Collected data

▼

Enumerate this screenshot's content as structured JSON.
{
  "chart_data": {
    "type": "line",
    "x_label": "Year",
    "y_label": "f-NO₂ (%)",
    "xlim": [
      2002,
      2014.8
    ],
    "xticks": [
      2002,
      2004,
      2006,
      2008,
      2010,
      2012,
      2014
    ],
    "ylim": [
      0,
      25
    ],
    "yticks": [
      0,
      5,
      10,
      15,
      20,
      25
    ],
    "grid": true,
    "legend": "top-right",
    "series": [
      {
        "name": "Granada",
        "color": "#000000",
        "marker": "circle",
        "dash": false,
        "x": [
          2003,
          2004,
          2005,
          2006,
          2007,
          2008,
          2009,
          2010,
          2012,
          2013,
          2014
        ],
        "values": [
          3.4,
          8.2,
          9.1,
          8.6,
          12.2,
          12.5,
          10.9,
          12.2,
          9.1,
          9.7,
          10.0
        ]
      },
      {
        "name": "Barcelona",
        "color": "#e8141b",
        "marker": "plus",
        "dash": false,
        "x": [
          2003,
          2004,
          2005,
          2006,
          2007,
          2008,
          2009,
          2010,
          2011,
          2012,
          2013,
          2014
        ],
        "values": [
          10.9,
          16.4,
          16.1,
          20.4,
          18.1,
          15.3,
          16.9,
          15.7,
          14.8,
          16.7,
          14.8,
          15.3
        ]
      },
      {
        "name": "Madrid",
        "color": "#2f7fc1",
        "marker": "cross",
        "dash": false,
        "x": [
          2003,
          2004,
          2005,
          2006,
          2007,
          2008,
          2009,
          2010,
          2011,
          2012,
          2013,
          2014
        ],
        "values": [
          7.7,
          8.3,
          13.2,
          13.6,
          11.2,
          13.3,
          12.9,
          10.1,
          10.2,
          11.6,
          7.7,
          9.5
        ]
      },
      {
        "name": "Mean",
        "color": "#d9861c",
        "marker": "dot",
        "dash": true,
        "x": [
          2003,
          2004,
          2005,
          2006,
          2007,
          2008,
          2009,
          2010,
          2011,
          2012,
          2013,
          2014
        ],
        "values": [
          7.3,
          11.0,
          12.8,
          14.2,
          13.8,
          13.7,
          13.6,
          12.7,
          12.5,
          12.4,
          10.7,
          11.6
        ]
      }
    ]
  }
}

▲

What is expected: Using the listing above, pull out all lines that hold the word "color".

Problem solution:
        "color": "#000000",
        "color": "#e8141b",
        "color": "#2f7fc1",
        "color": "#d9861c",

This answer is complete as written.